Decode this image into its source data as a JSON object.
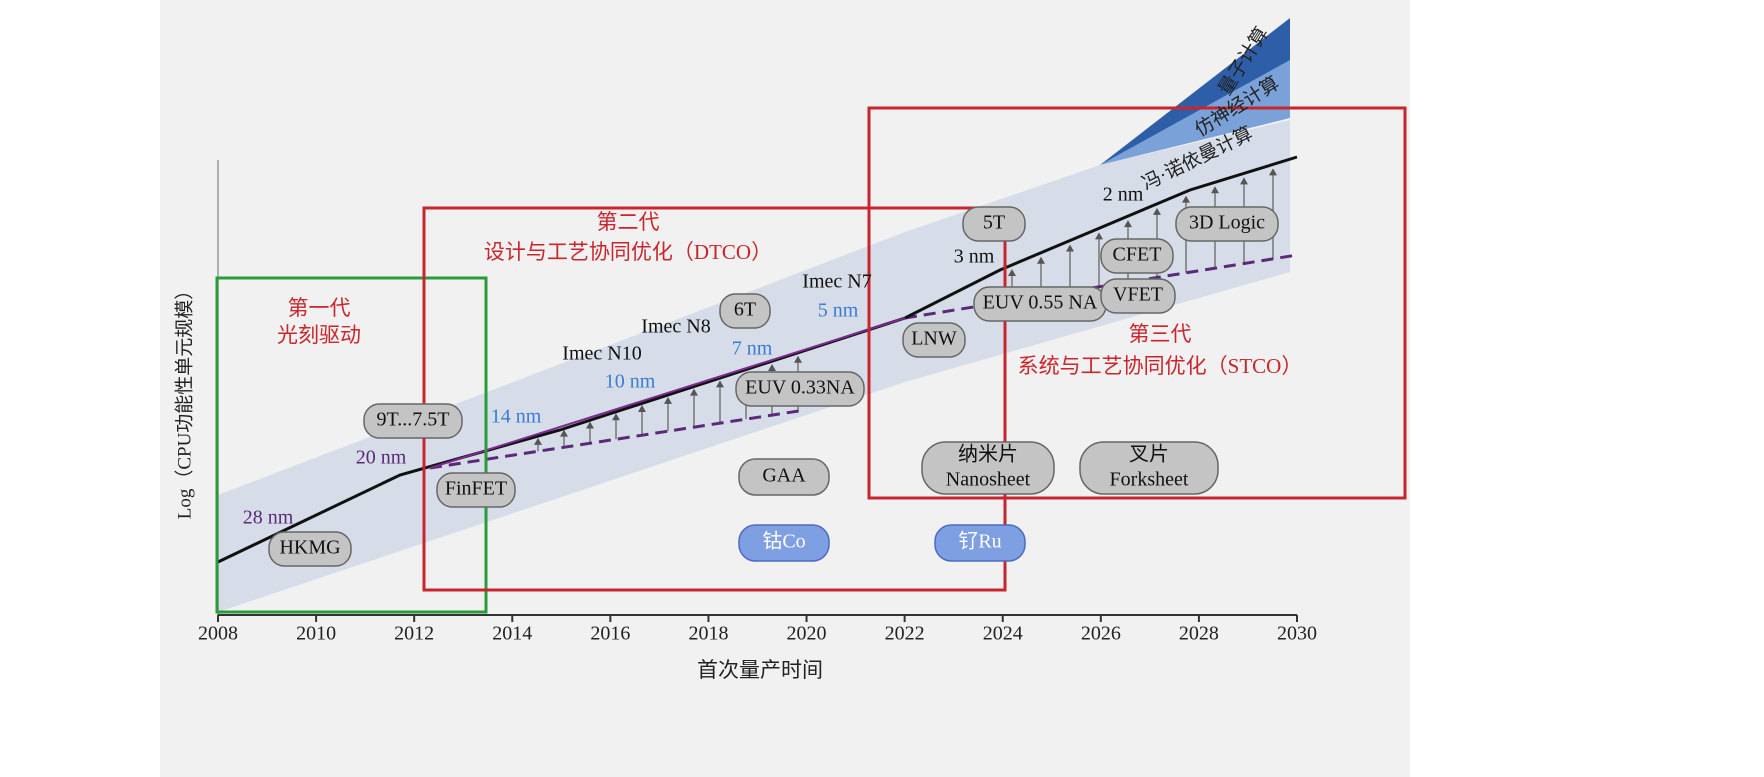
{
  "axis": {
    "xlabel": "首次量产时间",
    "ylabel": "Log（CPU功能性单元规模）",
    "xlim": [
      2008,
      2030
    ],
    "xticks": [
      2008,
      2010,
      2012,
      2014,
      2016,
      2018,
      2020,
      2022,
      2024,
      2026,
      2028,
      2030
    ]
  },
  "generations": [
    {
      "title": "第一代",
      "subtitle": "光刻驱动"
    },
    {
      "title": "第二代",
      "subtitle": "设计与工艺协同优化（DTCO）"
    },
    {
      "title": "第三代",
      "subtitle": "系统与工艺协同优化（STCO）"
    }
  ],
  "computing": [
    "量子计算",
    "仿神经计算",
    "冯·诺依曼计算"
  ],
  "nodes": [
    "28 nm",
    "20 nm",
    "14 nm",
    "10 nm",
    "7 nm",
    "5 nm",
    "3 nm",
    "2 nm"
  ],
  "imec": [
    "Imec N10",
    "Imec N8",
    "Imec N7"
  ],
  "technologies": [
    {
      "zh": "HKMG"
    },
    {
      "zh": "9T...7.5T"
    },
    {
      "zh": "FinFET"
    },
    {
      "zh": "6T"
    },
    {
      "zh": "EUV 0.33NA"
    },
    {
      "zh": "GAA"
    },
    {
      "zh": "钴Co"
    },
    {
      "zh": "LNW"
    },
    {
      "zh": "5T"
    },
    {
      "zh": "EUV 0.55 NA"
    },
    {
      "zh": "VFET"
    },
    {
      "zh": "CFET"
    },
    {
      "zh": "3D Logic"
    },
    {
      "zh": "纳米片",
      "en": "Nanosheet"
    },
    {
      "zh": "叉片",
      "en": "Forksheet"
    },
    {
      "zh": "钌Ru"
    }
  ]
}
***
__WHAT NEEDS TO BE DONE__.
Repeat the material above in full and unchanged, minus its images.

__FINISHED EXERCISE__.
Decode this image into its source data as a JSON object.
{
  "axis": {
    "xlabel": "首次量产时间",
    "ylabel": "Log（CPU功能性单元规模）",
    "xlim": [
      2008,
      2030
    ],
    "xticks": [
      2008,
      2010,
      2012,
      2014,
      2016,
      2018,
      2020,
      2022,
      2024,
      2026,
      2028,
      2030
    ]
  },
  "generations": [
    {
      "title": "第一代",
      "subtitle": "光刻驱动"
    },
    {
      "title": "第二代",
      "subtitle": "设计与工艺协同优化（DTCO）"
    },
    {
      "title": "第三代",
      "subtitle": "系统与工艺协同优化（STCO）"
    }
  ],
  "computing": [
    "量子计算",
    "仿神经计算",
    "冯·诺依曼计算"
  ],
  "nodes": [
    "28 nm",
    "20 nm",
    "14 nm",
    "10 nm",
    "7 nm",
    "5 nm",
    "3 nm",
    "2 nm"
  ],
  "imec": [
    "Imec N10",
    "Imec N8",
    "Imec N7"
  ],
  "technologies": [
    {
      "zh": "HKMG"
    },
    {
      "zh": "9T...7.5T"
    },
    {
      "zh": "FinFET"
    },
    {
      "zh": "6T"
    },
    {
      "zh": "EUV 0.33NA"
    },
    {
      "zh": "GAA"
    },
    {
      "zh": "钴Co"
    },
    {
      "zh": "LNW"
    },
    {
      "zh": "5T"
    },
    {
      "zh": "EUV 0.55 NA"
    },
    {
      "zh": "VFET"
    },
    {
      "zh": "CFET"
    },
    {
      "zh": "3D Logic"
    },
    {
      "zh": "纳米片",
      "en": "Nanosheet"
    },
    {
      "zh": "叉片",
      "en": "Forksheet"
    },
    {
      "zh": "钌Ru"
    }
  ]
}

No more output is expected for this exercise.